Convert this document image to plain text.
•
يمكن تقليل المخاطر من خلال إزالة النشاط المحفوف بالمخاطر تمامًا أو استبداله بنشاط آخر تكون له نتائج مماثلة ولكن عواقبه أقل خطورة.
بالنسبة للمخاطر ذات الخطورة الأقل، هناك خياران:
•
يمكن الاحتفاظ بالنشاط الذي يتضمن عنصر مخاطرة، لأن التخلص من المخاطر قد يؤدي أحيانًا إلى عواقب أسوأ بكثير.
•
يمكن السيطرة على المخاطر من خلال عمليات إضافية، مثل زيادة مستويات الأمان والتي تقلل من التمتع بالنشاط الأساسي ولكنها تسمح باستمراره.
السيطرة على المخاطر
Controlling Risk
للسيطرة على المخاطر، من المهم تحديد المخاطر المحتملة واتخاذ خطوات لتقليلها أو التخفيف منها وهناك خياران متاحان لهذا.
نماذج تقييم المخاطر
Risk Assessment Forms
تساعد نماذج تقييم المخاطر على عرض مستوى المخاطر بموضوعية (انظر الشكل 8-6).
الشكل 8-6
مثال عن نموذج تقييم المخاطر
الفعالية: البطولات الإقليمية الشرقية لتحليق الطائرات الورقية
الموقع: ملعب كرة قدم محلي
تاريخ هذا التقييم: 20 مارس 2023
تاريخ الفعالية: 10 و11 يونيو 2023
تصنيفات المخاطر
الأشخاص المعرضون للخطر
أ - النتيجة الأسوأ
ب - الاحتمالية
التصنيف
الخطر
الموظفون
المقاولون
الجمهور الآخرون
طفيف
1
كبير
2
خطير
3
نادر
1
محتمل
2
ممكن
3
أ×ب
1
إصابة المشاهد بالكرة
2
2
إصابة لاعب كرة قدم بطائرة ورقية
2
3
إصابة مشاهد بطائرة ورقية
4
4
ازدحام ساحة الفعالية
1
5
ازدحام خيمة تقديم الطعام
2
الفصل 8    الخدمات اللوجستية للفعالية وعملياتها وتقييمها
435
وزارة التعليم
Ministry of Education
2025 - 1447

* **WHAT YOU WILL DO**:
Repeat the material from above exactly, word for word.

* **TASK OUTPUT**:
Convert this document image to plain text.
•
يمكن تقليل المخاطر من خلال إزالة النشاط المحفوف بالمخاطر تمامًا أو استبداله بنشاط آخر تكون له نتائج مماثلة ولكن عواقبه أقل خطورة.
بالنسبة للمخاطر ذات الخطورة الأقل، هناك خياران:
•
يمكن الاحتفاظ بالنشاط الذي يتضمن عنصر مخاطرة، لأن التخلص من المخاطر قد يؤدي أحيانًا إلى عواقب أسوأ بكثير.
•
يمكن السيطرة على المخاطر من خلال عمليات إضافية، مثل زيادة مستويات الأمان والتي تقلل من التمتع بالنشاط الأساسي ولكنها تسمح باستمراره.
السيطرة على المخاطر
Controlling Risk
للسيطرة على المخاطر، من المهم تحديد المخاطر المحتملة واتخاذ خطوات لتقليلها أو التخفيف منها وهناك خياران متاحان لهذا.
نماذج تقييم المخاطر
Risk Assessment Forms
تساعد نماذج تقييم المخاطر على عرض مستوى المخاطر بموضوعية (انظر الشكل 8-6).
الشكل 8-6
مثال عن نموذج تقييم المخاطر
الفعالية: البطولات الإقليمية الشرقية لتحليق الطائرات الورقية
الموقع: ملعب كرة قدم محلي
تاريخ هذا التقييم: 20 مارس 2023
تاريخ الفعالية: 10 و11 يونيو 2023
تصنيفات المخاطر
الأشخاص المعرضون للخطر
أ - النتيجة الأسوأ
ب - الاحتمالية
التصنيف
الخطر
الموظفون
المقاولون
الجمهور الآخرون
طفيف
1
كبير
2
خطير
3
نادر
1
محتمل
2
ممكن
3
أ×ب
1
إصابة المشاهد بالكرة
2
2
إصابة لاعب كرة قدم بطائرة ورقية
2
3
إصابة مشاهد بطائرة ورقية
4
4
ازدحام ساحة الفعالية
1
5
ازدحام خيمة تقديم الطعام
2
الفصل 8    الخدمات اللوجستية للفعالية وعملياتها وتقييمها
435
وزارة التعليم
Ministry of Education
2025 - 1447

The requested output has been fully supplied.